Exercise => Extract every line from the records below that contains the word "smooth".

>> BEGIN Task material

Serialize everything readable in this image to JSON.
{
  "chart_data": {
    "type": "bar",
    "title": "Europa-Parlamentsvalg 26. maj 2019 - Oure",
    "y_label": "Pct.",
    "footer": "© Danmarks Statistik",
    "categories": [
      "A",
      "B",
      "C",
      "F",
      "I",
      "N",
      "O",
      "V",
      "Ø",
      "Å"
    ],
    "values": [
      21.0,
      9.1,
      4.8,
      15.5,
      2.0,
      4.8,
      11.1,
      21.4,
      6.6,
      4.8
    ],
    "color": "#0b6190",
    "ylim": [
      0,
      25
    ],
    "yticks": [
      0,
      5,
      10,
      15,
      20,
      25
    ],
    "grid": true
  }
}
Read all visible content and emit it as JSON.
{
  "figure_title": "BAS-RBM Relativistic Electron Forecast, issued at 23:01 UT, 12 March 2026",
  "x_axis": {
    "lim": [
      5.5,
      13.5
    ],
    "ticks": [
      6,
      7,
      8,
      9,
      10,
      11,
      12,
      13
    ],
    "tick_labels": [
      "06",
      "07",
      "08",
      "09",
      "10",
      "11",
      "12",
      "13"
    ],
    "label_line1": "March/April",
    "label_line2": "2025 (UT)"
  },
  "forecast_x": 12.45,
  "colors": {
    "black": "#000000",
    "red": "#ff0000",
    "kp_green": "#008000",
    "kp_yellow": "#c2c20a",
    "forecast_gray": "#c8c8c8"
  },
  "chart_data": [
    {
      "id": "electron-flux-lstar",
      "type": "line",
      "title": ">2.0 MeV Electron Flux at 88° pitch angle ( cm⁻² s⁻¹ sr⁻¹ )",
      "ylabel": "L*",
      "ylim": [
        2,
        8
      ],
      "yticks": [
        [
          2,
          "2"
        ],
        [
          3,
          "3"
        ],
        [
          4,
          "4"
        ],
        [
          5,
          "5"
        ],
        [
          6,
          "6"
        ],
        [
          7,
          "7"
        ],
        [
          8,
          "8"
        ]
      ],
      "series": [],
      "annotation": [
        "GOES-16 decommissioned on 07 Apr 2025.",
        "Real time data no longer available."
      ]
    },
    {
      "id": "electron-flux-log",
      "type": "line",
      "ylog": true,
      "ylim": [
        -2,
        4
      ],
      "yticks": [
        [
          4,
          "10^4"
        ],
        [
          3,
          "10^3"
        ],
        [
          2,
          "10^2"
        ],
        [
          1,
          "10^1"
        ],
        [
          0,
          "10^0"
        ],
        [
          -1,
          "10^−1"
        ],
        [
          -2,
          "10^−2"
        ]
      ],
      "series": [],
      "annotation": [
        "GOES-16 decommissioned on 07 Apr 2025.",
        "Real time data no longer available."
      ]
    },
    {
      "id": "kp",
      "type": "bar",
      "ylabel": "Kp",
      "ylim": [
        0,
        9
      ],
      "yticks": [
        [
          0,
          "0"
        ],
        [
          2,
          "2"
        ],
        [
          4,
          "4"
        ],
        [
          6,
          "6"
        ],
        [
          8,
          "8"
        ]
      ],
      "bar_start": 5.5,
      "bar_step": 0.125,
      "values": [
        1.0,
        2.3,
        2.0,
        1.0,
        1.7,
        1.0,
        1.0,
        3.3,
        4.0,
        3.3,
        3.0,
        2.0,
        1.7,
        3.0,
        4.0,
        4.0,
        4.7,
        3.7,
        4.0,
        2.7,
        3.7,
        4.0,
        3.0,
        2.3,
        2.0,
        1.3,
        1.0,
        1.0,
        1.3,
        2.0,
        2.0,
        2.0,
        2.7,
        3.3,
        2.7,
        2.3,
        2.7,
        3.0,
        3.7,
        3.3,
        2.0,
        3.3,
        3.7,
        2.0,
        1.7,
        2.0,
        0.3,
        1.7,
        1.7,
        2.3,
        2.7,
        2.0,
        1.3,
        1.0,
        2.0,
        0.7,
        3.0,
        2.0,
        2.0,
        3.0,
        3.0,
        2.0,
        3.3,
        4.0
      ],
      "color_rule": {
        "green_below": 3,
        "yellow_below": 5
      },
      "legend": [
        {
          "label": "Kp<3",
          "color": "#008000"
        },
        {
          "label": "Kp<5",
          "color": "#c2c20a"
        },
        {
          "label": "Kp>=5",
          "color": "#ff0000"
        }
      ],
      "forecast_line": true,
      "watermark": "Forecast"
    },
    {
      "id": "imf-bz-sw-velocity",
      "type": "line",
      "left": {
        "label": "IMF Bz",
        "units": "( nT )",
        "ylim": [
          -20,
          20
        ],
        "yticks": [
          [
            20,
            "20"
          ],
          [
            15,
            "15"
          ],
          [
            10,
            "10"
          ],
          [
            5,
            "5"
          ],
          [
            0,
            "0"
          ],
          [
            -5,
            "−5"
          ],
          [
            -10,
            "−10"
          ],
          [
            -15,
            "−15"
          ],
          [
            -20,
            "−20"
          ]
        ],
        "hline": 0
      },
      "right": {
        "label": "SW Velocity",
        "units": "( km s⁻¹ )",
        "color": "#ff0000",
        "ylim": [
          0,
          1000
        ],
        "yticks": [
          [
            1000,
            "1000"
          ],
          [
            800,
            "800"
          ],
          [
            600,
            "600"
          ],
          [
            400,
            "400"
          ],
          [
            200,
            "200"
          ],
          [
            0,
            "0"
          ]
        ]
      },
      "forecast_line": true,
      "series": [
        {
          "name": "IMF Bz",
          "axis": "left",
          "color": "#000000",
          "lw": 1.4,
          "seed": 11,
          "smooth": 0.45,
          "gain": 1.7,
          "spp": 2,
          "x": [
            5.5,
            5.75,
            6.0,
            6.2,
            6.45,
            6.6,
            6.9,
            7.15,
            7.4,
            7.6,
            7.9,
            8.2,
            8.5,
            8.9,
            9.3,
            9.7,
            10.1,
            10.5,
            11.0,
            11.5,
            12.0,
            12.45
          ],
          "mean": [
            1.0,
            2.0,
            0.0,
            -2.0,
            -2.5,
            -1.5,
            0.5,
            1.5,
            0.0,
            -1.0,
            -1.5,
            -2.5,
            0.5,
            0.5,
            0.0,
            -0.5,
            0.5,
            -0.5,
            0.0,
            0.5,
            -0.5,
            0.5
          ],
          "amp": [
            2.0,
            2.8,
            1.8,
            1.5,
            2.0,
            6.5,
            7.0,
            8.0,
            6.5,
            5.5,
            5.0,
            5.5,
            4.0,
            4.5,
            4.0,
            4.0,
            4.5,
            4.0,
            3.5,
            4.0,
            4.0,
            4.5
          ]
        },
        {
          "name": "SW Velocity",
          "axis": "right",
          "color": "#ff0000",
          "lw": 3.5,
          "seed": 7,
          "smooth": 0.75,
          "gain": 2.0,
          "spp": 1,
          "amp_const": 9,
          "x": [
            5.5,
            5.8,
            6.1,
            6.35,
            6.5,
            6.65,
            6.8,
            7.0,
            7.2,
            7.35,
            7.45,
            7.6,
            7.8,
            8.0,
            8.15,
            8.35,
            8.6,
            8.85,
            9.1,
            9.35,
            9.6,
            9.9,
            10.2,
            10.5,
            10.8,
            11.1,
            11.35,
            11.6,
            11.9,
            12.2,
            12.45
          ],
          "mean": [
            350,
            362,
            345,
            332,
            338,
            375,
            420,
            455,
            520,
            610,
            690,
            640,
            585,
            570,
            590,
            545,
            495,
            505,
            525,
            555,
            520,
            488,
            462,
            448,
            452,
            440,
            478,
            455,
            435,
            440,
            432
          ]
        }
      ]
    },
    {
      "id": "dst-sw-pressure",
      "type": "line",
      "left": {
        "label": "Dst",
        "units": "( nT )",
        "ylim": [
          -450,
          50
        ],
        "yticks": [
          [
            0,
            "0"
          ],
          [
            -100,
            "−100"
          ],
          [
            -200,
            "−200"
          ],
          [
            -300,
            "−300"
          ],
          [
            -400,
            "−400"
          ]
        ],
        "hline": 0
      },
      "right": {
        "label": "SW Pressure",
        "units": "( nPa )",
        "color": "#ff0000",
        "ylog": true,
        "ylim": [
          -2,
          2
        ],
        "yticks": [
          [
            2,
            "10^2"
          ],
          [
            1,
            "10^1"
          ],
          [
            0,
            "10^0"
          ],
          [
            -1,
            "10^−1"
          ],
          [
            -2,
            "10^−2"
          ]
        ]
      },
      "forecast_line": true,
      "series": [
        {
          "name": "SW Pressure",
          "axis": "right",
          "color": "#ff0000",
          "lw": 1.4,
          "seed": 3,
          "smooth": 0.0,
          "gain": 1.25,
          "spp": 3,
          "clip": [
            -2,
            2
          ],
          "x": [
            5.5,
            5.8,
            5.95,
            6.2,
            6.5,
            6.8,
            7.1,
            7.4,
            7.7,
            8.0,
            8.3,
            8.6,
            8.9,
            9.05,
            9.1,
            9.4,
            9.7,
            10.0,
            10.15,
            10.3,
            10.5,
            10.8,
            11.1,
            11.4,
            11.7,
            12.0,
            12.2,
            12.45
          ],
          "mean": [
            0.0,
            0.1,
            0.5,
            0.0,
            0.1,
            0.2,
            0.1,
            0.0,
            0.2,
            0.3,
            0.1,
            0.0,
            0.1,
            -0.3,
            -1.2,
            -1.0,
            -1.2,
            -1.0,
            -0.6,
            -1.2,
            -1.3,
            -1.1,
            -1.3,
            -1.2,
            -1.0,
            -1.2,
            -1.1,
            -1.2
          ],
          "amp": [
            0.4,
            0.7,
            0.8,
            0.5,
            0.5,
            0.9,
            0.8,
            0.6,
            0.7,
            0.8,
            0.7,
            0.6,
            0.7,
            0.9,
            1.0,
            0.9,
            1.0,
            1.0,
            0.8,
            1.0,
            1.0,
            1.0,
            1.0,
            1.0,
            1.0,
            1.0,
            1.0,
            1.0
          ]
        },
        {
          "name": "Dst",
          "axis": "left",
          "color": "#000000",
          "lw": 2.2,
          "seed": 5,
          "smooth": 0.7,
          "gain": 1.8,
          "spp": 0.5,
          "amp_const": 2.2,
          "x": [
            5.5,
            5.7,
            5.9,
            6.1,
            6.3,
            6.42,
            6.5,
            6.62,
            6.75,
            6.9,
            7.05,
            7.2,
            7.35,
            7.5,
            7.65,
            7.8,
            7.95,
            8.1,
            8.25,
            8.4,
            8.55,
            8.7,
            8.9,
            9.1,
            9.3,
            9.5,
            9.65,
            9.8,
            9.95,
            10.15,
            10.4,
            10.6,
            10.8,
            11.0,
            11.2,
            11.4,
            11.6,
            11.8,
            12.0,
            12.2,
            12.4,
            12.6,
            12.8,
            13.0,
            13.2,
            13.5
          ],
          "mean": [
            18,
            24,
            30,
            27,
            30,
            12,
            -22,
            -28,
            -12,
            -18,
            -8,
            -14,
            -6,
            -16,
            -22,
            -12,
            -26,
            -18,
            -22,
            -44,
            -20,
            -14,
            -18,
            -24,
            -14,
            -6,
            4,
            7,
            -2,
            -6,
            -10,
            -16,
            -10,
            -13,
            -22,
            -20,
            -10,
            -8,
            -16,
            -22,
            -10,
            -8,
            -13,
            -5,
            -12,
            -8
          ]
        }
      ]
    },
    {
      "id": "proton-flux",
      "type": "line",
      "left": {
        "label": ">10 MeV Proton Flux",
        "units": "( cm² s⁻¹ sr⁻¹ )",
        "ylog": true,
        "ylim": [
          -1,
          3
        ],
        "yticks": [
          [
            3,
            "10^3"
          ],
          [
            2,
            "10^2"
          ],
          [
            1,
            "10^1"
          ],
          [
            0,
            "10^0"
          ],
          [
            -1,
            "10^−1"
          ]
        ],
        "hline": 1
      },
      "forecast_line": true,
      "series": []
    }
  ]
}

>> END Task material

Complete response =>
          "smooth": 0.45,
          "smooth": 0.75,
          "smooth": 0.0,
          "smooth": 0.7,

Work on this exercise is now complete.